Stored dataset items
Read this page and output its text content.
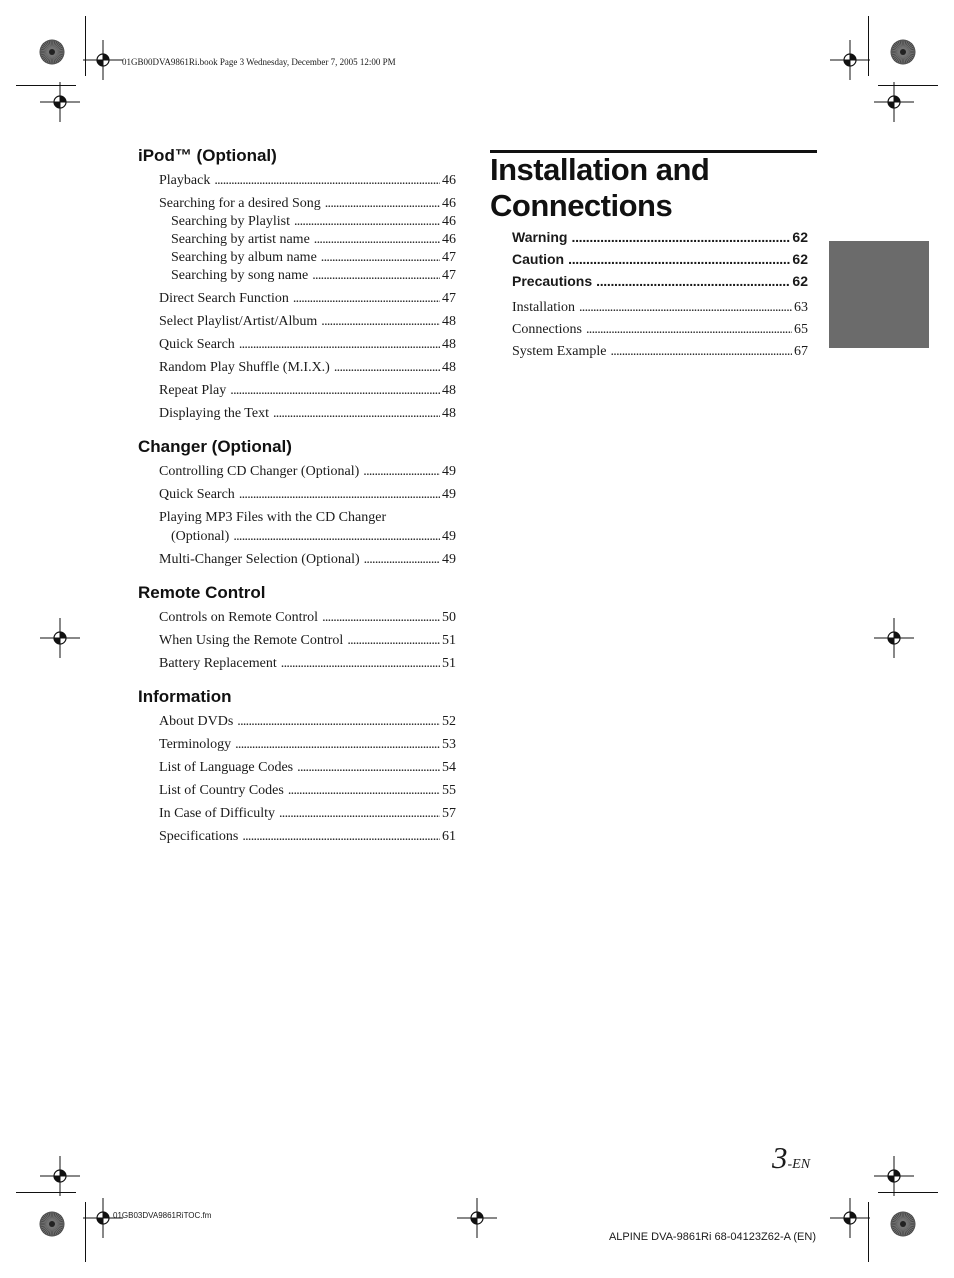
01GB00DVA9861Ri.book Page 3 Wednesday, December 7, 2005 12:00 PM
01GB03DVA9861RiTOC.fm
ALPINE DVA-9861Ri 68-04123Z62-A (EN)
3-EN
iPod™ (Optional)
Playback . . .	46
Searching for a desired Song . . .	46
Searching by Playlist . . .	46
Searching by artist name . . .	46
Searching by album name . . .	47
Searching by song name . . .	47
Direct Search Function . . .	47
Select Playlist/Artist/Album . . .	48
Quick Search . . .	48
Random Play Shuffle (M.I.X.) . . .	48
Repeat Play . . .	48
Displaying the Text . . .	48
Changer (Optional)
Controlling CD Changer (Optional) . . .	49
Quick Search . . .	49
Playing MP3 Files with the CD Changer
(Optional) . . .	49
Multi-Changer Selection (Optional) . . .	49
Remote Control
Controls on Remote Control . . .	50
When Using the Remote Control . . .	51
Battery Replacement . . .	51
Information
About DVDs . . .	52
Terminology . . .	53
List of Language Codes . . .	54
List of Country Codes . . .	55
In Case of Difficulty . . .	57
Specifications . . .	61
Installation and
Connections
Warning . . .	62
Caution . . .	62
Precautions . . .	62
Installation . . .	63
Connections . . .	65
System Example . . .	67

• _What you will do_:
Check every line of the data above for the string "Optional", and copy those that have it.

• _Task answer_:
iPod™ (Optional)
Changer (Optional)
Controlling CD Changer (Optional) . . .	49
(Optional) . . .	49
Multi-Changer Selection (Optional) . . .	49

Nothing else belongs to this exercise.